#### Provided records

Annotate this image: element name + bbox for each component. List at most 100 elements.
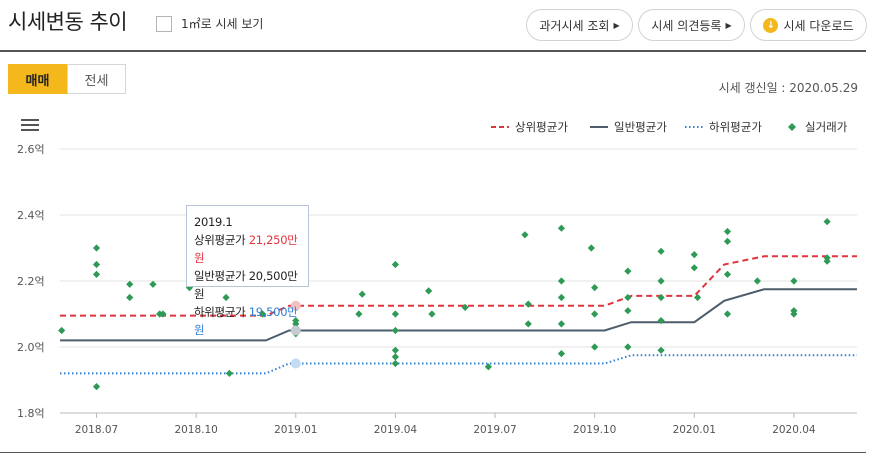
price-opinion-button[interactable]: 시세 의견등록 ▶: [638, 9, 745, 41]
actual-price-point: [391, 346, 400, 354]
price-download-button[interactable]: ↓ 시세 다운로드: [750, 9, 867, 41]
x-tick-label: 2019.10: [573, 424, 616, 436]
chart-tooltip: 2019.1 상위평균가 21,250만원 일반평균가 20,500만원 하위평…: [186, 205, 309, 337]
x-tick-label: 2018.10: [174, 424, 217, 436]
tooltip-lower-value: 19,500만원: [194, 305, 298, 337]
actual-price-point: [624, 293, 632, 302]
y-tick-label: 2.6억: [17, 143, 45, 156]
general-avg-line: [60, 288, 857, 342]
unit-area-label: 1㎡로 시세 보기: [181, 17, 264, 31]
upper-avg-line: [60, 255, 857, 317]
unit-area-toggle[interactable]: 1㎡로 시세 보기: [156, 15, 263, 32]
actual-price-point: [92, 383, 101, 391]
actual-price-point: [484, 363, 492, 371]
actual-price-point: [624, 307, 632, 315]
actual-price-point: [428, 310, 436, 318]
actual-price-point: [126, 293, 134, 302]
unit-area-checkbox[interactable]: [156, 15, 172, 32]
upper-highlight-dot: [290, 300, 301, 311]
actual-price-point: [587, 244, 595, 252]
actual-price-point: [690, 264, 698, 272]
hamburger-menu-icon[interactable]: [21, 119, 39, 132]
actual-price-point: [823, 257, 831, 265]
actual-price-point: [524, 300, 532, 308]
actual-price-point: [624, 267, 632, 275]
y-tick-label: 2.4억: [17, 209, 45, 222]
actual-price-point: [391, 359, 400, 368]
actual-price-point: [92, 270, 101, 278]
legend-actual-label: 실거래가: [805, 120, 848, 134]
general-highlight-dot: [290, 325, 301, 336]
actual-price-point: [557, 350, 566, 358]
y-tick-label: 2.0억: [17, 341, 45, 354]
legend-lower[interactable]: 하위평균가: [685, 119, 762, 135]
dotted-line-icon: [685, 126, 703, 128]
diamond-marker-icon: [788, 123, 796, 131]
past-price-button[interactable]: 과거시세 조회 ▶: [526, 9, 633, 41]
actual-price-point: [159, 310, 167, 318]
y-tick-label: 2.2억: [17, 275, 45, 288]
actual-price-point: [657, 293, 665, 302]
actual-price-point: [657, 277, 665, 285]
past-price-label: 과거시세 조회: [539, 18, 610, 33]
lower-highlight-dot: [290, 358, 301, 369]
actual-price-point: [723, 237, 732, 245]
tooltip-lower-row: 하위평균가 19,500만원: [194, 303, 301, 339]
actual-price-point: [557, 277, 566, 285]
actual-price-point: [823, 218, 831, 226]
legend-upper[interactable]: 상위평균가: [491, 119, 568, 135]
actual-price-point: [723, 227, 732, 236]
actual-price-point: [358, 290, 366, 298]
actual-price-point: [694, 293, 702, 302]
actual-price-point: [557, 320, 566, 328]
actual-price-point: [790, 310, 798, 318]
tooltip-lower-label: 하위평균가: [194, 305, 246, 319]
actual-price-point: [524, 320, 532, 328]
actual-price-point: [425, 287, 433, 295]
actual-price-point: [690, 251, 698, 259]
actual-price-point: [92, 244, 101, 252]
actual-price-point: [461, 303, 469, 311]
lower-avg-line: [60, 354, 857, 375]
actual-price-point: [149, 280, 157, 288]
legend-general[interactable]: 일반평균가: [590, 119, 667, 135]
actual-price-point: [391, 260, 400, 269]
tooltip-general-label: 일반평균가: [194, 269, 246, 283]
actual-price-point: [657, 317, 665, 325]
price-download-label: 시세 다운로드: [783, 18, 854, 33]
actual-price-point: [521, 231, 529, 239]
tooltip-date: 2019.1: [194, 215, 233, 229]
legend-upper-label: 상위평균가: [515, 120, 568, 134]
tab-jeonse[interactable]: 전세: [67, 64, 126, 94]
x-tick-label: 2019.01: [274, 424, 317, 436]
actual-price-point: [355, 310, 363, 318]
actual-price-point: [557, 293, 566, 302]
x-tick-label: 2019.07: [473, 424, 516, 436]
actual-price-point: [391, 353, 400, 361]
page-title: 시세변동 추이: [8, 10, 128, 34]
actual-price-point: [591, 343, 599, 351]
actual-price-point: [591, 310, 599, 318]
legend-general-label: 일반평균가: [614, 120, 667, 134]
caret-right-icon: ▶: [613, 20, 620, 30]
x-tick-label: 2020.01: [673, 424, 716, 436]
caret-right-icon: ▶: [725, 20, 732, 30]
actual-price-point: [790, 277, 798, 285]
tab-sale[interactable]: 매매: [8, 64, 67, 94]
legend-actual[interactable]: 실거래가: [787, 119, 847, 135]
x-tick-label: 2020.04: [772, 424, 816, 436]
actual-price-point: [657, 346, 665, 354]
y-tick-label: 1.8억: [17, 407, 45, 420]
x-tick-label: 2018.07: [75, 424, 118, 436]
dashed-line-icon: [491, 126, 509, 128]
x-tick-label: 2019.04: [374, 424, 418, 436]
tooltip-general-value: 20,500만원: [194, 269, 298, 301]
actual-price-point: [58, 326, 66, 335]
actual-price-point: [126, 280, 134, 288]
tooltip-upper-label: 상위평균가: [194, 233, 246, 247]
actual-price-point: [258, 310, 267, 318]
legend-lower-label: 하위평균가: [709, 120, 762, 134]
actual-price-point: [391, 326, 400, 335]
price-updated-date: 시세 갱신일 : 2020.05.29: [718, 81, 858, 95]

---

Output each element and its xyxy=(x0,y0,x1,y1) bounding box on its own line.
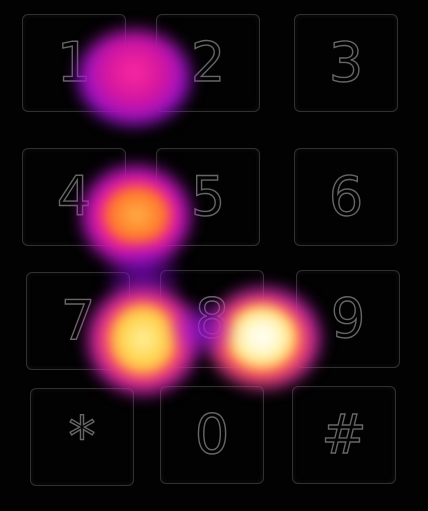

#### Task brief
Pick out and copy every line of the data above that contains the word "each". Letter case must match.

#### Response below
Annotate this image: element name + bbox for each component. List at most 100 elements.
Output each element and its xyxy=(x0,y0,x1,y1) bounding box on its own line.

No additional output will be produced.